TASK STATEMENT: Repeat the entire listing exactly.

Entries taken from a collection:
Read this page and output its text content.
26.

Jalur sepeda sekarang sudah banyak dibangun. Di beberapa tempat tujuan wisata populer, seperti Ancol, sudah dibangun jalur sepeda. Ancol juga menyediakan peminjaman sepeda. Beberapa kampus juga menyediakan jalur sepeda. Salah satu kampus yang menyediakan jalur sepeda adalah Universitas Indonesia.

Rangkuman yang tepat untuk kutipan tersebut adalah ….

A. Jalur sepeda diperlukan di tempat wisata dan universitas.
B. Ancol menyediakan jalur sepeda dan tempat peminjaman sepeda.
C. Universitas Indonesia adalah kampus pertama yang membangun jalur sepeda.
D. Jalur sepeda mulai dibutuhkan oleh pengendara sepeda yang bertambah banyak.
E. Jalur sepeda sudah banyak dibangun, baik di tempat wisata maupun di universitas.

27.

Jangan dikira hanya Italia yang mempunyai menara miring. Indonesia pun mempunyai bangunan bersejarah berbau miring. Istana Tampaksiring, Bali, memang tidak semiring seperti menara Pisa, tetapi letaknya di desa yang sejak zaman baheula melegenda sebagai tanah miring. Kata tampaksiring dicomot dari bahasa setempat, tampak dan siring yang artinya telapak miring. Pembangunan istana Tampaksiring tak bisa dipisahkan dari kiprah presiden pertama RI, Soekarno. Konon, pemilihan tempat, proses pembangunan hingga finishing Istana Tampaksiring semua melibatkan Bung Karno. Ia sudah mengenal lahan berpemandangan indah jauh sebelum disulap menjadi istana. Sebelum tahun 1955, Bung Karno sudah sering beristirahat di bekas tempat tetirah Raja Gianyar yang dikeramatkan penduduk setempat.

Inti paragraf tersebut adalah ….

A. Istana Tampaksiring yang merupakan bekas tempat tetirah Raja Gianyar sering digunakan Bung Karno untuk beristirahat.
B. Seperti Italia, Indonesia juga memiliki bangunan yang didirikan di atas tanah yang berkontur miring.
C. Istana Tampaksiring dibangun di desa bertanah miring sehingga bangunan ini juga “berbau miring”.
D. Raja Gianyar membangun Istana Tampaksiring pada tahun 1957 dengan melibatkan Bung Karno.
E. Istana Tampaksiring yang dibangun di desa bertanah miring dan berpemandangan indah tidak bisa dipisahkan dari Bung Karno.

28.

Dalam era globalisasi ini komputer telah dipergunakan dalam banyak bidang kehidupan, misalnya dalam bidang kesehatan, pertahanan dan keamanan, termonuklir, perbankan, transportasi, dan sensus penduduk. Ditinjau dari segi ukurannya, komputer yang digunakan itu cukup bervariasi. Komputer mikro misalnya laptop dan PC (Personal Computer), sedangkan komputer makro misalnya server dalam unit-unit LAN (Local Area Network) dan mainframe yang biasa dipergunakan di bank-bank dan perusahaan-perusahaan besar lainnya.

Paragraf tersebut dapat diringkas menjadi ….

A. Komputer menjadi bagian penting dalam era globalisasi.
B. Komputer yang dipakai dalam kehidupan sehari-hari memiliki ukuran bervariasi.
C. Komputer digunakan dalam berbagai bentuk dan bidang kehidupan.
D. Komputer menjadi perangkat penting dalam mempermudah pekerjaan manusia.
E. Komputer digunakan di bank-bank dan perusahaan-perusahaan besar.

SOLUTION:
Read this page and output its text content.
26.

Jalur sepeda sekarang sudah banyak dibangun. Di beberapa tempat tujuan wisata populer, seperti Ancol, sudah dibangun jalur sepeda. Ancol juga menyediakan peminjaman sepeda. Beberapa kampus juga menyediakan jalur sepeda. Salah satu kampus yang menyediakan jalur sepeda adalah Universitas Indonesia.

Rangkuman yang tepat untuk kutipan tersebut adalah ….

A. Jalur sepeda diperlukan di tempat wisata dan universitas.
B. Ancol menyediakan jalur sepeda dan tempat peminjaman sepeda.
C. Universitas Indonesia adalah kampus pertama yang membangun jalur sepeda.
D. Jalur sepeda mulai dibutuhkan oleh pengendara sepeda yang bertambah banyak.
E. Jalur sepeda sudah banyak dibangun, baik di tempat wisata maupun di universitas.

27.

Jangan dikira hanya Italia yang mempunyai menara miring. Indonesia pun mempunyai bangunan bersejarah berbau miring. Istana Tampaksiring, Bali, memang tidak semiring seperti menara Pisa, tetapi letaknya di desa yang sejak zaman baheula melegenda sebagai tanah miring. Kata tampaksiring dicomot dari bahasa setempat, tampak dan siring yang artinya telapak miring. Pembangunan istana Tampaksiring tak bisa dipisahkan dari kiprah presiden pertama RI, Soekarno. Konon, pemilihan tempat, proses pembangunan hingga finishing Istana Tampaksiring semua melibatkan Bung Karno. Ia sudah mengenal lahan berpemandangan indah jauh sebelum disulap menjadi istana. Sebelum tahun 1955, Bung Karno sudah sering beristirahat di bekas tempat tetirah Raja Gianyar yang dikeramatkan penduduk setempat.

Inti paragraf tersebut adalah ….

A. Istana Tampaksiring yang merupakan bekas tempat tetirah Raja Gianyar sering digunakan Bung Karno untuk beristirahat.
B. Seperti Italia, Indonesia juga memiliki bangunan yang didirikan di atas tanah yang berkontur miring.
C. Istana Tampaksiring dibangun di desa bertanah miring sehingga bangunan ini juga “berbau miring”.
D. Raja Gianyar membangun Istana Tampaksiring pada tahun 1957 dengan melibatkan Bung Karno.
E. Istana Tampaksiring yang dibangun di desa bertanah miring dan berpemandangan indah tidak bisa dipisahkan dari Bung Karno.

28.

Dalam era globalisasi ini komputer telah dipergunakan dalam banyak bidang kehidupan, misalnya dalam bidang kesehatan, pertahanan dan keamanan, termonuklir, perbankan, transportasi, dan sensus penduduk. Ditinjau dari segi ukurannya, komputer yang digunakan itu cukup bervariasi. Komputer mikro misalnya laptop dan PC (Personal Computer), sedangkan komputer makro misalnya server dalam unit-unit LAN (Local Area Network) dan mainframe yang biasa dipergunakan di bank-bank dan perusahaan-perusahaan besar lainnya.

Paragraf tersebut dapat diringkas menjadi ….

A. Komputer menjadi bagian penting dalam era globalisasi.
B. Komputer yang dipakai dalam kehidupan sehari-hari memiliki ukuran bervariasi.
C. Komputer digunakan dalam berbagai bentuk dan bidang kehidupan.
D. Komputer menjadi perangkat penting dalam mempermudah pekerjaan manusia.
E. Komputer digunakan di bank-bank dan perusahaan-perusahaan besar.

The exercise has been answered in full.